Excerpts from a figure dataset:
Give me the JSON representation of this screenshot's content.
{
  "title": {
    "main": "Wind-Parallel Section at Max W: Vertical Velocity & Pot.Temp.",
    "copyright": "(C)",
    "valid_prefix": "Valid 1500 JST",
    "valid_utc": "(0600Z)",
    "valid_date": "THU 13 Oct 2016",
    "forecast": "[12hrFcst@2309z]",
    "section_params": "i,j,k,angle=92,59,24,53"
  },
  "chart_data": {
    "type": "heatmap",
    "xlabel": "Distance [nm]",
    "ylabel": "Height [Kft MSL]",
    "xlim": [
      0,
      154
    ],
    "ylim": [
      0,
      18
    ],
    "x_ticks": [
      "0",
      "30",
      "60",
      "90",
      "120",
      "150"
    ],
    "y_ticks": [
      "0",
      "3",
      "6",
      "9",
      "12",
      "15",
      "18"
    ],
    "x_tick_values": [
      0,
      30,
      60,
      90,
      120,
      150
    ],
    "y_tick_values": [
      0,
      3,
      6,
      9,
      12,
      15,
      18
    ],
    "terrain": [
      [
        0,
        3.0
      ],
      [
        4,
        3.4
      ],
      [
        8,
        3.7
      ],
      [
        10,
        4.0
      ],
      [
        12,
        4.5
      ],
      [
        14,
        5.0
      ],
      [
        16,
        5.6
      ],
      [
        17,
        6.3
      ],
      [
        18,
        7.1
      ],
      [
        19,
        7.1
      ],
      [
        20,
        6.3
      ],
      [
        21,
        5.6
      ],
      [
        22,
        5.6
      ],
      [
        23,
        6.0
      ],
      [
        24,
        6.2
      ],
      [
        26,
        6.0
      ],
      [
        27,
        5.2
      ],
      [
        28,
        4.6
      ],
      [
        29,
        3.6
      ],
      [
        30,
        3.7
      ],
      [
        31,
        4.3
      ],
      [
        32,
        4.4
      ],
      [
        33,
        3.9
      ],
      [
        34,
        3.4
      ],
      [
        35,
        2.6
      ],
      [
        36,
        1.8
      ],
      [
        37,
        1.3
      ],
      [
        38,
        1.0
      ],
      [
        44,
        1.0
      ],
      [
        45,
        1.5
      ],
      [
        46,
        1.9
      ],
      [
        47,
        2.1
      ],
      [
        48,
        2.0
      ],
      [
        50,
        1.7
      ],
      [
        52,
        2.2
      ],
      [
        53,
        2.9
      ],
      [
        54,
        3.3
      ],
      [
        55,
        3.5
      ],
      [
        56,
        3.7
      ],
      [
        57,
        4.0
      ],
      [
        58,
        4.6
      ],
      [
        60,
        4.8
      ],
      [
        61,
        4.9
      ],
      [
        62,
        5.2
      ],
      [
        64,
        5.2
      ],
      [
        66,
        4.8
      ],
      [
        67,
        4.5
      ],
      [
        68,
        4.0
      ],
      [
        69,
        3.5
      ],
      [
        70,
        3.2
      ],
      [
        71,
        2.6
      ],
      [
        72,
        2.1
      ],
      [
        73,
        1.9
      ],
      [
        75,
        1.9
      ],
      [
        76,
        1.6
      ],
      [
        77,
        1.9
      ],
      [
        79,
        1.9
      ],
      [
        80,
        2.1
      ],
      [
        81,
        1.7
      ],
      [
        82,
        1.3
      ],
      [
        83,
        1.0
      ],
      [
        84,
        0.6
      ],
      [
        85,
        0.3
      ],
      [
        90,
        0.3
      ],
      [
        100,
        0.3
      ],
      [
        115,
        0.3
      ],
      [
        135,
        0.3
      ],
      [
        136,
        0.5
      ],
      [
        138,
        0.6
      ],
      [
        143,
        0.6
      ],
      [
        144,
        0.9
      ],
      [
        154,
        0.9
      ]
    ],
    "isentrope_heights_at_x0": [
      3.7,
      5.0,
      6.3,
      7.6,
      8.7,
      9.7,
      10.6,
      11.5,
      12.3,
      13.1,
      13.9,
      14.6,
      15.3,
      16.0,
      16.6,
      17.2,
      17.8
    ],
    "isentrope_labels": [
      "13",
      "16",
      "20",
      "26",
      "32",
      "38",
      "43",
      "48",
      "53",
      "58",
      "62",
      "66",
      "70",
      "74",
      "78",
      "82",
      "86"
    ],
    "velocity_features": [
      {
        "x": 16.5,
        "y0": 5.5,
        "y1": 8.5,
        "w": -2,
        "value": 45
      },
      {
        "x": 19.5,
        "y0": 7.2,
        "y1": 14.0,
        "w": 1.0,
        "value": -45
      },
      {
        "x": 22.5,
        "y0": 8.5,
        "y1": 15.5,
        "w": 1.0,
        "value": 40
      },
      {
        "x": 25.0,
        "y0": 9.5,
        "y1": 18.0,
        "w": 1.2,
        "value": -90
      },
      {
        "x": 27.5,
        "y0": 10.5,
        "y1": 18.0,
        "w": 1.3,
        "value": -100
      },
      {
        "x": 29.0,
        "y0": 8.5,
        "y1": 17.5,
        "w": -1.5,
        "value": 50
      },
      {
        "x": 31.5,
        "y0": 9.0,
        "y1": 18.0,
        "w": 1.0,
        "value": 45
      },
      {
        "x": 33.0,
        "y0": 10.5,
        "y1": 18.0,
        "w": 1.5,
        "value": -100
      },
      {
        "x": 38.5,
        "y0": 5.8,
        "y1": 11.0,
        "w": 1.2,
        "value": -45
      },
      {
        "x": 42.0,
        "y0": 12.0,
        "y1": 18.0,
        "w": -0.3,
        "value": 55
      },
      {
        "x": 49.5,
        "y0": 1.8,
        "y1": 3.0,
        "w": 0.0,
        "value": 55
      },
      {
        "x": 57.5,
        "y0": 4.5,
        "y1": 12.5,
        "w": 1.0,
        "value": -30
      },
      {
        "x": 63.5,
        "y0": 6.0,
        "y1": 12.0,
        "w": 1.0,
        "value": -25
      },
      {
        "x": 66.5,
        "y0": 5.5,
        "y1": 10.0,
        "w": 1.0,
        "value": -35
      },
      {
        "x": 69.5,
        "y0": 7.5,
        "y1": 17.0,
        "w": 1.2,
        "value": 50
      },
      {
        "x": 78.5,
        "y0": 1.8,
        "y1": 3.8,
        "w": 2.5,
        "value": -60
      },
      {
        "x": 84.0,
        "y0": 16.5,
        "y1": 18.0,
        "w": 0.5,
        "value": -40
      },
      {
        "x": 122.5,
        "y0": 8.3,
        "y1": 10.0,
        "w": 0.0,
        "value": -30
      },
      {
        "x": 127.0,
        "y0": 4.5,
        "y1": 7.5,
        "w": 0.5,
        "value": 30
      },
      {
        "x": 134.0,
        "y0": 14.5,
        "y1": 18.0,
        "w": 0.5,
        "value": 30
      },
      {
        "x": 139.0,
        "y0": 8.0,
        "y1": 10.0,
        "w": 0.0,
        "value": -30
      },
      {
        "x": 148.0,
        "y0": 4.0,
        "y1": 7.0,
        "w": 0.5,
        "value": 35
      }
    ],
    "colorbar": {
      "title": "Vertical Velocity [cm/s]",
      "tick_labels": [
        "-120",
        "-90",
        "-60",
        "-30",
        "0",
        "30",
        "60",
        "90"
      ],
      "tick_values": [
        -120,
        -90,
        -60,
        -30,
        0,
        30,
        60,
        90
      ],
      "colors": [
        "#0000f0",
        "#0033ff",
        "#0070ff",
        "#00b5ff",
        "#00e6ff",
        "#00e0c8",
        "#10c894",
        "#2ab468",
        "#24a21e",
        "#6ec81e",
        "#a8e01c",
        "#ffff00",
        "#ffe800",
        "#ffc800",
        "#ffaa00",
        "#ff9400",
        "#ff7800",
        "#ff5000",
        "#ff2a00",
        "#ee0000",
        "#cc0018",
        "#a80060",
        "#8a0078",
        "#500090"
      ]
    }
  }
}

### Task requirements
Quote all the records exactly, please, leaving none out.

### Result of this exercise
Give me the JSON representation of this screenshot's content.
{
  "title": {
    "main": "Wind-Parallel Section at Max W: Vertical Velocity & Pot.Temp.",
    "copyright": "(C)",
    "valid_prefix": "Valid 1500 JST",
    "valid_utc": "(0600Z)",
    "valid_date": "THU 13 Oct 2016",
    "forecast": "[12hrFcst@2309z]",
    "section_params": "i,j,k,angle=92,59,24,53"
  },
  "chart_data": {
    "type": "heatmap",
    "xlabel": "Distance [nm]",
    "ylabel": "Height [Kft MSL]",
    "xlim": [
      0,
      154
    ],
    "ylim": [
      0,
      18
    ],
    "x_ticks": [
      "0",
      "30",
      "60",
      "90",
      "120",
      "150"
    ],
    "y_ticks": [
      "0",
      "3",
      "6",
      "9",
      "12",
      "15",
      "18"
    ],
    "x_tick_values": [
      0,
      30,
      60,
      90,
      120,
      150
    ],
    "y_tick_values": [
      0,
      3,
      6,
      9,
      12,
      15,
      18
    ],
    "terrain": [
      [
        0,
        3.0
      ],
      [
        4,
        3.4
      ],
      [
        8,
        3.7
      ],
      [
        10,
        4.0
      ],
      [
        12,
        4.5
      ],
      [
        14,
        5.0
      ],
      [
        16,
        5.6
      ],
      [
        17,
        6.3
      ],
      [
        18,
        7.1
      ],
      [
        19,
        7.1
      ],
      [
        20,
        6.3
      ],
      [
        21,
        5.6
      ],
      [
        22,
        5.6
      ],
      [
        23,
        6.0
      ],
      [
        24,
        6.2
      ],
      [
        26,
        6.0
      ],
      [
        27,
        5.2
      ],
      [
        28,
        4.6
      ],
      [
        29,
        3.6
      ],
      [
        30,
        3.7
      ],
      [
        31,
        4.3
      ],
      [
        32,
        4.4
      ],
      [
        33,
        3.9
      ],
      [
        34,
        3.4
      ],
      [
        35,
        2.6
      ],
      [
        36,
        1.8
      ],
      [
        37,
        1.3
      ],
      [
        38,
        1.0
      ],
      [
        44,
        1.0
      ],
      [
        45,
        1.5
      ],
      [
        46,
        1.9
      ],
      [
        47,
        2.1
      ],
      [
        48,
        2.0
      ],
      [
        50,
        1.7
      ],
      [
        52,
        2.2
      ],
      [
        53,
        2.9
      ],
      [
        54,
        3.3
      ],
      [
        55,
        3.5
      ],
      [
        56,
        3.7
      ],
      [
        57,
        4.0
      ],
      [
        58,
        4.6
      ],
      [
        60,
        4.8
      ],
      [
        61,
        4.9
      ],
      [
        62,
        5.2
      ],
      [
        64,
        5.2
      ],
      [
        66,
        4.8
      ],
      [
        67,
        4.5
      ],
      [
        68,
        4.0
      ],
      [
        69,
        3.5
      ],
      [
        70,
        3.2
      ],
      [
        71,
        2.6
      ],
      [
        72,
        2.1
      ],
      [
        73,
        1.9
      ],
      [
        75,
        1.9
      ],
      [
        76,
        1.6
      ],
      [
        77,
        1.9
      ],
      [
        79,
        1.9
      ],
      [
        80,
        2.1
      ],
      [
        81,
        1.7
      ],
      [
        82,
        1.3
      ],
      [
        83,
        1.0
      ],
      [
        84,
        0.6
      ],
      [
        85,
        0.3
      ],
      [
        90,
        0.3
      ],
      [
        100,
        0.3
      ],
      [
        115,
        0.3
      ],
      [
        135,
        0.3
      ],
      [
        136,
        0.5
      ],
      [
        138,
        0.6
      ],
      [
        143,
        0.6
      ],
      [
        144,
        0.9
      ],
      [
        154,
        0.9
      ]
    ],
    "isentrope_heights_at_x0": [
      3.7,
      5.0,
      6.3,
      7.6,
      8.7,
      9.7,
      10.6,
      11.5,
      12.3,
      13.1,
      13.9,
      14.6,
      15.3,
      16.0,
      16.6,
      17.2,
      17.8
    ],
    "isentrope_labels": [
      "13",
      "16",
      "20",
      "26",
      "32",
      "38",
      "43",
      "48",
      "53",
      "58",
      "62",
      "66",
      "70",
      "74",
      "78",
      "82",
      "86"
    ],
    "velocity_features": [
      {
        "x": 16.5,
        "y0": 5.5,
        "y1": 8.5,
        "w": -2,
        "value": 45
      },
      {
        "x": 19.5,
        "y0": 7.2,
        "y1": 14.0,
        "w": 1.0,
        "value": -45
      },
      {
        "x": 22.5,
        "y0": 8.5,
        "y1": 15.5,
        "w": 1.0,
        "value": 40
      },
      {
        "x": 25.0,
        "y0": 9.5,
        "y1": 18.0,
        "w": 1.2,
        "value": -90
      },
      {
        "x": 27.5,
        "y0": 10.5,
        "y1": 18.0,
        "w": 1.3,
        "value": -100
      },
      {
        "x": 29.0,
        "y0": 8.5,
        "y1": 17.5,
        "w": -1.5,
        "value": 50
      },
      {
        "x": 31.5,
        "y0": 9.0,
        "y1": 18.0,
        "w": 1.0,
        "value": 45
      },
      {
        "x": 33.0,
        "y0": 10.5,
        "y1": 18.0,
        "w": 1.5,
        "value": -100
      },
      {
        "x": 38.5,
        "y0": 5.8,
        "y1": 11.0,
        "w": 1.2,
        "value": -45
      },
      {
        "x": 42.0,
        "y0": 12.0,
        "y1": 18.0,
        "w": -0.3,
        "value": 55
      },
      {
        "x": 49.5,
        "y0": 1.8,
        "y1": 3.0,
        "w": 0.0,
        "value": 55
      },
      {
        "x": 57.5,
        "y0": 4.5,
        "y1": 12.5,
        "w": 1.0,
        "value": -30
      },
      {
        "x": 63.5,
        "y0": 6.0,
        "y1": 12.0,
        "w": 1.0,
        "value": -25
      },
      {
        "x": 66.5,
        "y0": 5.5,
        "y1": 10.0,
        "w": 1.0,
        "value": -35
      },
      {
        "x": 69.5,
        "y0": 7.5,
        "y1": 17.0,
        "w": 1.2,
        "value": 50
      },
      {
        "x": 78.5,
        "y0": 1.8,
        "y1": 3.8,
        "w": 2.5,
        "value": -60
      },
      {
        "x": 84.0,
        "y0": 16.5,
        "y1": 18.0,
        "w": 0.5,
        "value": -40
      },
      {
        "x": 122.5,
        "y0": 8.3,
        "y1": 10.0,
        "w": 0.0,
        "value": -30
      },
      {
        "x": 127.0,
        "y0": 4.5,
        "y1": 7.5,
        "w": 0.5,
        "value": 30
      },
      {
        "x": 134.0,
        "y0": 14.5,
        "y1": 18.0,
        "w": 0.5,
        "value": 30
      },
      {
        "x": 139.0,
        "y0": 8.0,
        "y1": 10.0,
        "w": 0.0,
        "value": -30
      },
      {
        "x": 148.0,
        "y0": 4.0,
        "y1": 7.0,
        "w": 0.5,
        "value": 35
      }
    ],
    "colorbar": {
      "title": "Vertical Velocity [cm/s]",
      "tick_labels": [
        "-120",
        "-90",
        "-60",
        "-30",
        "0",
        "30",
        "60",
        "90"
      ],
      "tick_values": [
        -120,
        -90,
        -60,
        -30,
        0,
        30,
        60,
        90
      ],
      "colors": [
        "#0000f0",
        "#0033ff",
        "#0070ff",
        "#00b5ff",
        "#00e6ff",
        "#00e0c8",
        "#10c894",
        "#2ab468",
        "#24a21e",
        "#6ec81e",
        "#a8e01c",
        "#ffff00",
        "#ffe800",
        "#ffc800",
        "#ffaa00",
        "#ff9400",
        "#ff7800",
        "#ff5000",
        "#ff2a00",
        "#ee0000",
        "#cc0018",
        "#a80060",
        "#8a0078",
        "#500090"
      ]
    }
  }
}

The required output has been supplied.